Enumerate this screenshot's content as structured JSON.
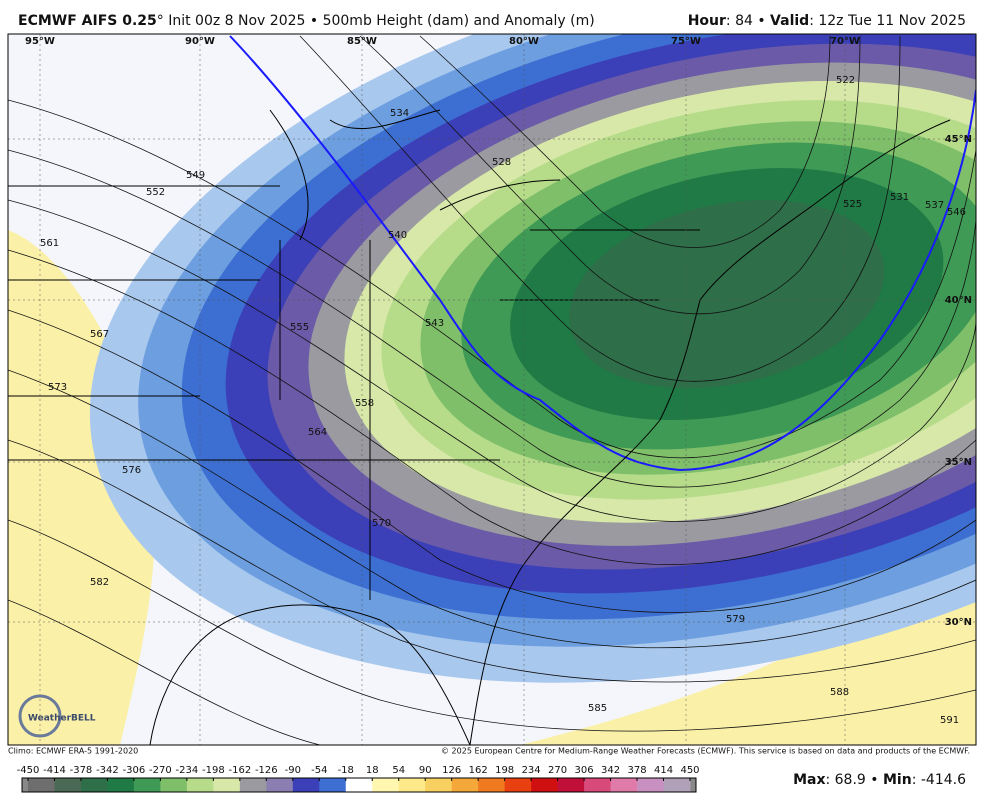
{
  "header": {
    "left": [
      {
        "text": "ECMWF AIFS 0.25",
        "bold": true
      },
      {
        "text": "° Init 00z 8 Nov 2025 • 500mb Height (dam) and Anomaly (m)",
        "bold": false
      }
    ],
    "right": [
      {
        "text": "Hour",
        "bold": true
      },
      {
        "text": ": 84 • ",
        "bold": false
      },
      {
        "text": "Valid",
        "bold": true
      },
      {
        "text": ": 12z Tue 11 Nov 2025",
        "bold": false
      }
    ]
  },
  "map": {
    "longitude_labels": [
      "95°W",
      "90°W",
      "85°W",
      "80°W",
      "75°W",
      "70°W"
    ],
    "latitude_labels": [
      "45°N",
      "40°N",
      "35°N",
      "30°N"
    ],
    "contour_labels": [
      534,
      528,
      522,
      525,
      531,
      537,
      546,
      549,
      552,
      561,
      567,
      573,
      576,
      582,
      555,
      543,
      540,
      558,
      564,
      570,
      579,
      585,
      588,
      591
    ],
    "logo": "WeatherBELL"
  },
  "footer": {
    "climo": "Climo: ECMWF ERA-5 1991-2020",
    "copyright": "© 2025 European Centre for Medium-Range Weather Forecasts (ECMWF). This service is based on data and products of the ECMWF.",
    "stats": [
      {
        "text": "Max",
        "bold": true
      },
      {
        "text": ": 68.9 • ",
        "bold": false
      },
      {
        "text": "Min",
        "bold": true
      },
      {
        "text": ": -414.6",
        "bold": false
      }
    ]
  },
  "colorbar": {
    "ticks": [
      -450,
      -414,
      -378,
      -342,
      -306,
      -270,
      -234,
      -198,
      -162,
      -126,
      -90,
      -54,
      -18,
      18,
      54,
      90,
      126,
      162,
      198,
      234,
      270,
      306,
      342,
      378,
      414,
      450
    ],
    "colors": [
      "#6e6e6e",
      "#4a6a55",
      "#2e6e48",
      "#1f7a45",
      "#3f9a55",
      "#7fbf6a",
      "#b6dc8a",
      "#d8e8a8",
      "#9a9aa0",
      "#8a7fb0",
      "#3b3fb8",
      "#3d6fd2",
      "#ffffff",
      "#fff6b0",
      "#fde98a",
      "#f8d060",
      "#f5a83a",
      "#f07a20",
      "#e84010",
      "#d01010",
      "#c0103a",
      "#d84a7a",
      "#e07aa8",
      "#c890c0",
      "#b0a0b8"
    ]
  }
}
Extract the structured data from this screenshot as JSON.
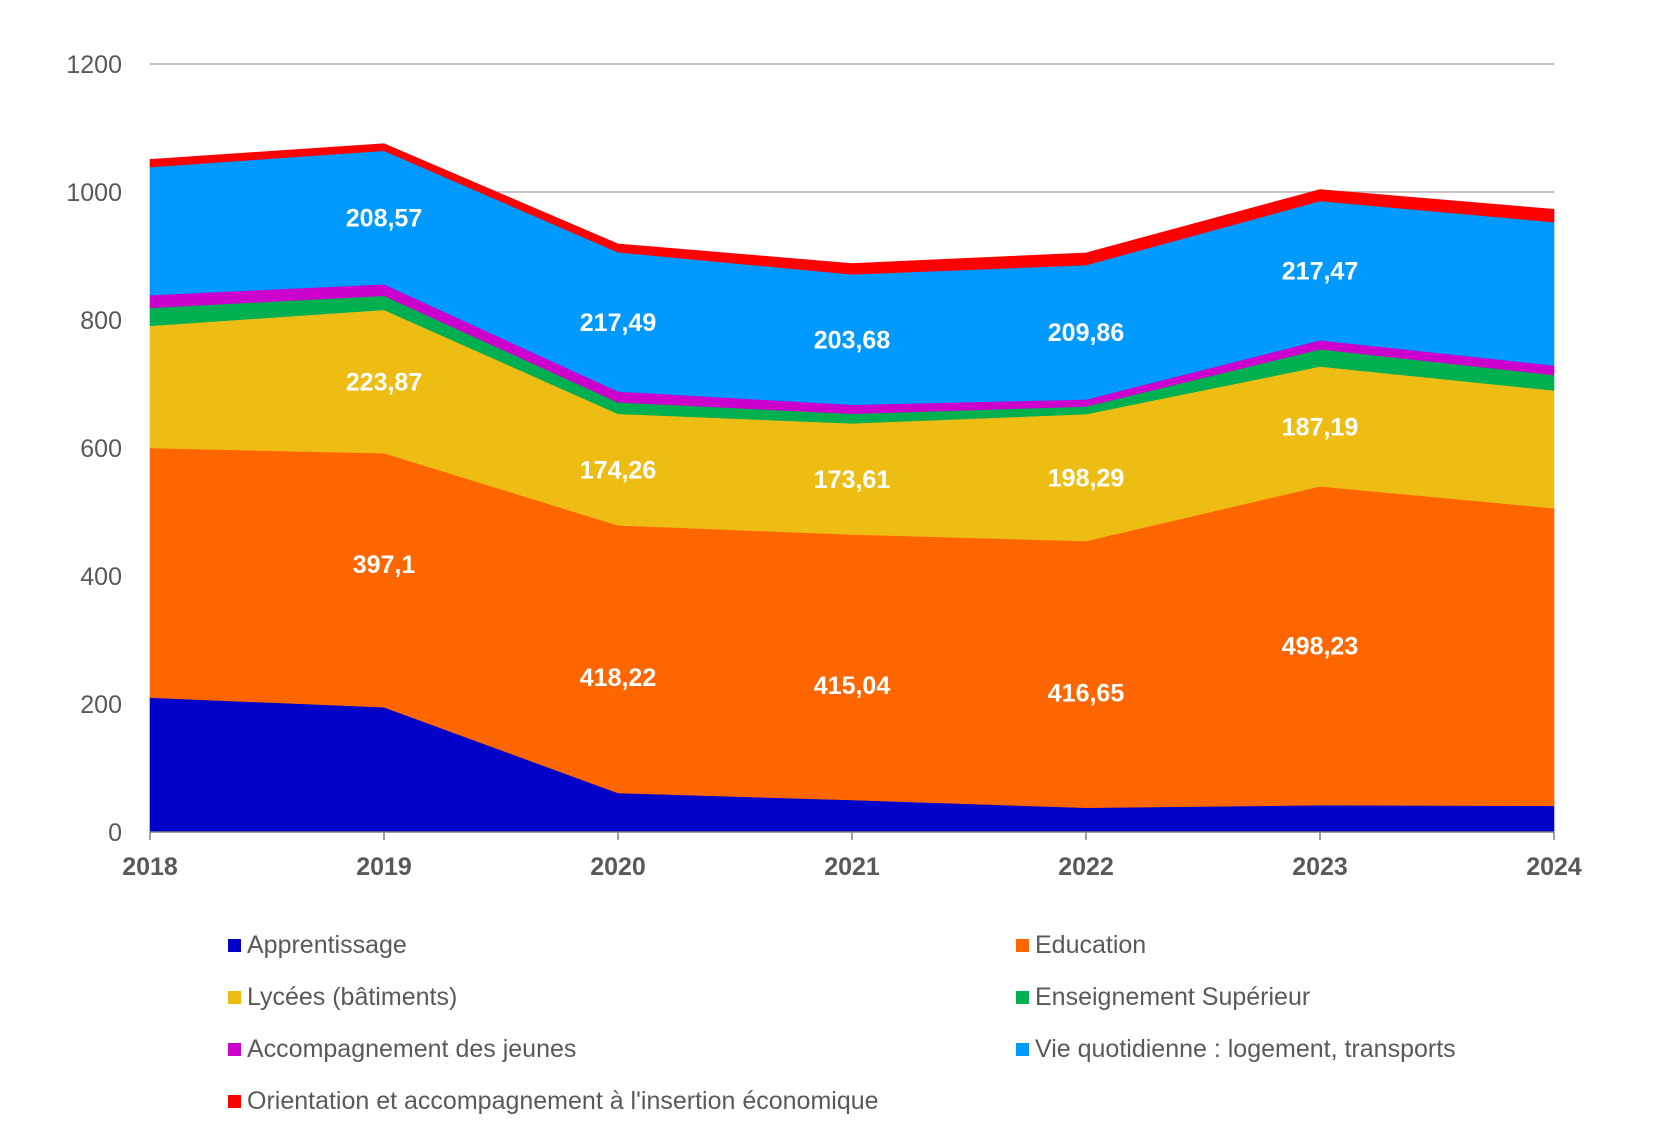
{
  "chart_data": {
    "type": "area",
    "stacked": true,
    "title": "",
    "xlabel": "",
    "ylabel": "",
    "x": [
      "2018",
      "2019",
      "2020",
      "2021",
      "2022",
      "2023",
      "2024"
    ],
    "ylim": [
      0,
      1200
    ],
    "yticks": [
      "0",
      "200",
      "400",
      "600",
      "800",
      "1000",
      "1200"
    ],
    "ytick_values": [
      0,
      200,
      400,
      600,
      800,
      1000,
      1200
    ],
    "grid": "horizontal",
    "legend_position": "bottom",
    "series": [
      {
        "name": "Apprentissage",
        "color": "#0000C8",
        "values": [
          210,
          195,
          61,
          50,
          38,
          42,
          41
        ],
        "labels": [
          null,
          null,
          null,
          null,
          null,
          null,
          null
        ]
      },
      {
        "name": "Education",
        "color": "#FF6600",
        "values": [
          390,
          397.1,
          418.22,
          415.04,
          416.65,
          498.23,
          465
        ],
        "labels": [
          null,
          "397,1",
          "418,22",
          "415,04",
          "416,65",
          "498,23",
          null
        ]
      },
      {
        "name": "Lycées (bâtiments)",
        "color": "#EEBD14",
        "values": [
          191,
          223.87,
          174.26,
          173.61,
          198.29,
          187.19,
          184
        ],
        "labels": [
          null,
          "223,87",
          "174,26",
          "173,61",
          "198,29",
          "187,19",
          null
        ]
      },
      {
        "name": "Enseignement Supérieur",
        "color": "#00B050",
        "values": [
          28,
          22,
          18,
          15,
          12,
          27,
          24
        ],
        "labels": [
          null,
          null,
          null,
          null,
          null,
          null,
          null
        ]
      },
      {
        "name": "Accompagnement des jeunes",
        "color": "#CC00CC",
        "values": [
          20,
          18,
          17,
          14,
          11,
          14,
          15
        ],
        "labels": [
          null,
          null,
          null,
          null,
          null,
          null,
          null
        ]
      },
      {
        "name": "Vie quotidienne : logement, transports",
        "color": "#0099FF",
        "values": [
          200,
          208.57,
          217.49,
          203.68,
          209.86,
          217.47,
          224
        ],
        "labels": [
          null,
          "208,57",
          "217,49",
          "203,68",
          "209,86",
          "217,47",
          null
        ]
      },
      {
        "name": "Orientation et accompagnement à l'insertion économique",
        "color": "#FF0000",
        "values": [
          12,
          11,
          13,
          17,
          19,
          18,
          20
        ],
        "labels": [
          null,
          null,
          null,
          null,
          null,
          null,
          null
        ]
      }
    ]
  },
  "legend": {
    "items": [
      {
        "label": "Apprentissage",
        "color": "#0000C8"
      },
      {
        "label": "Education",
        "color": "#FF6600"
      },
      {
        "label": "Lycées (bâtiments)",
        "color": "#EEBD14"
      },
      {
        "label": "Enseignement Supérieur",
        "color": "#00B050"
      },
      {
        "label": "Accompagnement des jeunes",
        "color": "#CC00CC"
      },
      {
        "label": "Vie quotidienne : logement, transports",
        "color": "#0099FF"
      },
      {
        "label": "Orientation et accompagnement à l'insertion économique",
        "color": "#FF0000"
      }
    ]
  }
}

==

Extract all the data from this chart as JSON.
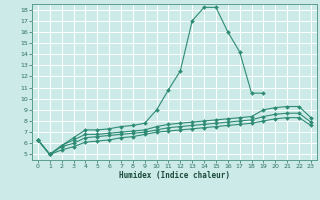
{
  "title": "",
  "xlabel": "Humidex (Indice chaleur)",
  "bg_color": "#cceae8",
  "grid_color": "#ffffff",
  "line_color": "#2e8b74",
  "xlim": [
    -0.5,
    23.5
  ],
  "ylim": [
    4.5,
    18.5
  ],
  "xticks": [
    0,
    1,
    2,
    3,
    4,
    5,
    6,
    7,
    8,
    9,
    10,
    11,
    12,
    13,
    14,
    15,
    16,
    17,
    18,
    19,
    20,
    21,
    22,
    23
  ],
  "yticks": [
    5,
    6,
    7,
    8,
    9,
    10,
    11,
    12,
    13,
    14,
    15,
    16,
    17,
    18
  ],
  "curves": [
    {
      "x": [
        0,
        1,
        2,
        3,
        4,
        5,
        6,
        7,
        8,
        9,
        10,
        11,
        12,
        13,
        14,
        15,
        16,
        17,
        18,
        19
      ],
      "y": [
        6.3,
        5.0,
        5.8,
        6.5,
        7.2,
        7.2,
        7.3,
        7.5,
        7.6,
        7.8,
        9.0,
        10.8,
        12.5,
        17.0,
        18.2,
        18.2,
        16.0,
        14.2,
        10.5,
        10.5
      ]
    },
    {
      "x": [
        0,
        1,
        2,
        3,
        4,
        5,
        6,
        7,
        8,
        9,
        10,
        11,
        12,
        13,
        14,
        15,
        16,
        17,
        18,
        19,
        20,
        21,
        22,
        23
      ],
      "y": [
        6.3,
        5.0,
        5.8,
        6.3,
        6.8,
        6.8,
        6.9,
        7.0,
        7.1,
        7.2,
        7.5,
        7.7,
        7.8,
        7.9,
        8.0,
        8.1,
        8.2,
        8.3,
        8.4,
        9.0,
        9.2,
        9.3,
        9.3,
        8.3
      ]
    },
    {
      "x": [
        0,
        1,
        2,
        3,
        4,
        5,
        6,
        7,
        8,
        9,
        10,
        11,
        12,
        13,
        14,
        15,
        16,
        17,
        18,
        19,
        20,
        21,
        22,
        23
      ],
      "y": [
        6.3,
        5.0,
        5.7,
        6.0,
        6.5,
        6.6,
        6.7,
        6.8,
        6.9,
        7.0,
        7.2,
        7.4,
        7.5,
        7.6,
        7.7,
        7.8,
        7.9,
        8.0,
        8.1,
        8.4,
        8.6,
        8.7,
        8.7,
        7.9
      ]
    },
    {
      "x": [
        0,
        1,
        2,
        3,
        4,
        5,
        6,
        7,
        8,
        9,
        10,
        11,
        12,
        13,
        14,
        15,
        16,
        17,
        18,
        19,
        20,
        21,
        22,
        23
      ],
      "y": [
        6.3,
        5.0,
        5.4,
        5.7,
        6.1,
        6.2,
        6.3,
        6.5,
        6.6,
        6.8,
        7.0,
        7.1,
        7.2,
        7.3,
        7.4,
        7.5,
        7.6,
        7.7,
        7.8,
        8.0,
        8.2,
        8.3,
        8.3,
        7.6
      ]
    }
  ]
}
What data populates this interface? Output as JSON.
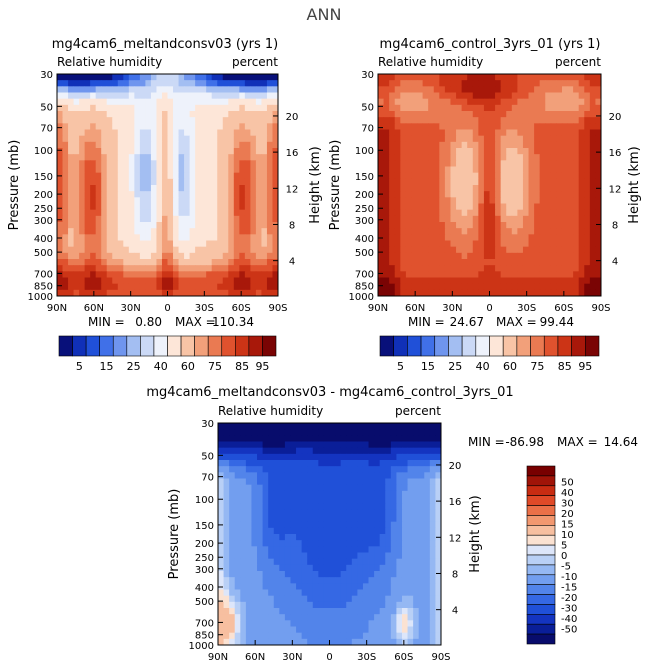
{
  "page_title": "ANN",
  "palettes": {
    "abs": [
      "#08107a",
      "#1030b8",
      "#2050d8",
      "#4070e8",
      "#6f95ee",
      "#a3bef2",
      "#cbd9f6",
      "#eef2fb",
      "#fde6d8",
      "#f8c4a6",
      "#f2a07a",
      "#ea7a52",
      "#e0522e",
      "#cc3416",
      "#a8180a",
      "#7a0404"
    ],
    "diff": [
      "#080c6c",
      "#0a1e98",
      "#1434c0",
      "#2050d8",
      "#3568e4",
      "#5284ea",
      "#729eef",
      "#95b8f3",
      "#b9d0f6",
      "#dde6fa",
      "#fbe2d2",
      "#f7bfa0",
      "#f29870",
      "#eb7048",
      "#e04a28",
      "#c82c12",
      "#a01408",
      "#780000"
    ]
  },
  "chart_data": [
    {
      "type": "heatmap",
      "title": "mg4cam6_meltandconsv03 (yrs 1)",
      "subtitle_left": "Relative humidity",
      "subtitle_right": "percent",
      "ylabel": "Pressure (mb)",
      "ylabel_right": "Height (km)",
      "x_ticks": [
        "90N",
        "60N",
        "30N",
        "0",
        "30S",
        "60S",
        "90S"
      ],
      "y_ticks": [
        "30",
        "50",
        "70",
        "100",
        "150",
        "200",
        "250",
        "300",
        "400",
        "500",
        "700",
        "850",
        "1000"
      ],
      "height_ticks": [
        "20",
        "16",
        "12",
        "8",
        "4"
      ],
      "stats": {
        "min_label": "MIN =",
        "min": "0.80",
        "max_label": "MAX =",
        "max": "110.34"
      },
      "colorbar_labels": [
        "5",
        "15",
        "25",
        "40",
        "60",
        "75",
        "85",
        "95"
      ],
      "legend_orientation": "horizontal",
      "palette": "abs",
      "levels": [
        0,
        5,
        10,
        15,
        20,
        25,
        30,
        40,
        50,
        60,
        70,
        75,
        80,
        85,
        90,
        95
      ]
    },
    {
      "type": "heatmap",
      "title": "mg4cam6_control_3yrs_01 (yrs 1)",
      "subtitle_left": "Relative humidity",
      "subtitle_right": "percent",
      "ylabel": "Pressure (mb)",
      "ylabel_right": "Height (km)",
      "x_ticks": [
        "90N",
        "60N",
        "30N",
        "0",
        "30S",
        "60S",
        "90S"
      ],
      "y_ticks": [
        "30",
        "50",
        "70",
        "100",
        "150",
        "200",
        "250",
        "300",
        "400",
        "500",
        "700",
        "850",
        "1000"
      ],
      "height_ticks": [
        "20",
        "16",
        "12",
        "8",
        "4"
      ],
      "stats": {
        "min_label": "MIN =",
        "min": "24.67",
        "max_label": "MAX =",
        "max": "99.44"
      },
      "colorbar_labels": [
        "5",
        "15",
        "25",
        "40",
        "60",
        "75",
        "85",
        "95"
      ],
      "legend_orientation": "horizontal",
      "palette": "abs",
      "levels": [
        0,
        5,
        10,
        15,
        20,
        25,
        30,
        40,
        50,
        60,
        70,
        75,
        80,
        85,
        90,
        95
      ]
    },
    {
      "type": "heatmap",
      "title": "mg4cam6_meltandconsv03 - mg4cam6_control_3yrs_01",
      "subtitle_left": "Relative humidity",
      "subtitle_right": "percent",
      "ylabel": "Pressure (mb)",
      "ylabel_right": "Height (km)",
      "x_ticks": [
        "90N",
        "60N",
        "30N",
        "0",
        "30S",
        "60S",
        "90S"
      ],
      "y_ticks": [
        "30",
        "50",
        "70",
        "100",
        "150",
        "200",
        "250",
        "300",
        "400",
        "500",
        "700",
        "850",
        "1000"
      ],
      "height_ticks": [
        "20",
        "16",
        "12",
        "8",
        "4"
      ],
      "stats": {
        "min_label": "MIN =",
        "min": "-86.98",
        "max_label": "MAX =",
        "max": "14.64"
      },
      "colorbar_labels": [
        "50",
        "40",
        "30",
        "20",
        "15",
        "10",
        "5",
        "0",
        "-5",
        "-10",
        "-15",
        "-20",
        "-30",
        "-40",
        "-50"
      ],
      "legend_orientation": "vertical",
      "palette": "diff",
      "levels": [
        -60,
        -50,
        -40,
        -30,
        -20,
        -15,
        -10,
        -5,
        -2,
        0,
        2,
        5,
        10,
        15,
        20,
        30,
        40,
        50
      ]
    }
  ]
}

Problem statement:
Where does the word "Supérieur" appear? Return each line that holds it.

Output below:
        "name": "Enseignement Supérieur",
        "label": "Enseignement Supérieur",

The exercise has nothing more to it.